### Do this
Where does the string "marker" appear in the records? Copy every line that contains it.

Dataset rows

(begin)

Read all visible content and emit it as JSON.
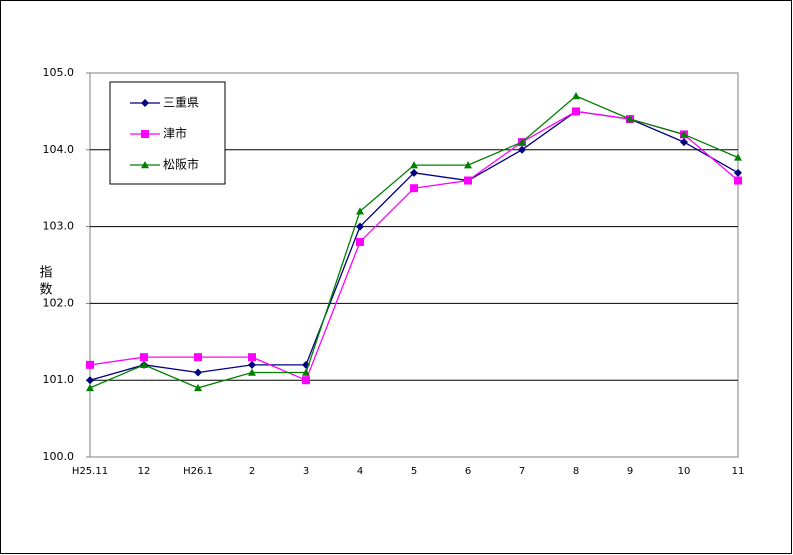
{
  "chart_data": {
    "type": "line",
    "y_label": "指数",
    "categories": [
      "H25.11",
      "12",
      "H26.1",
      "2",
      "3",
      "4",
      "5",
      "6",
      "7",
      "8",
      "9",
      "10",
      "11"
    ],
    "series": [
      {
        "name": "三重県",
        "color": "#000080",
        "marker": "diamond",
        "values": [
          101.0,
          101.2,
          101.1,
          101.2,
          101.2,
          103.0,
          103.7,
          103.6,
          104.0,
          104.5,
          104.4,
          104.1,
          103.7
        ]
      },
      {
        "name": "津市",
        "color": "#ff00ff",
        "marker": "square",
        "values": [
          101.2,
          101.3,
          101.3,
          101.3,
          101.0,
          102.8,
          103.5,
          103.6,
          104.1,
          104.5,
          104.4,
          104.2,
          103.6
        ]
      },
      {
        "name": "松阪市",
        "color": "#008000",
        "marker": "triangle",
        "values": [
          100.9,
          101.2,
          100.9,
          101.1,
          101.1,
          103.2,
          103.8,
          103.8,
          104.1,
          104.7,
          104.4,
          104.2,
          103.9
        ]
      }
    ],
    "ylim": [
      100,
      105
    ],
    "yticks": [
      {
        "value": 100,
        "label": "100.0"
      },
      {
        "value": 101,
        "label": "101.0"
      },
      {
        "value": 102,
        "label": "102.0"
      },
      {
        "value": 103,
        "label": "103.0"
      },
      {
        "value": 104,
        "label": "104.0"
      },
      {
        "value": 105,
        "label": "105.0"
      }
    ],
    "grid": true
  }
}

(end)

### Output for this task
        "marker": "diamond",
        "marker": "square",
        "marker": "triangle",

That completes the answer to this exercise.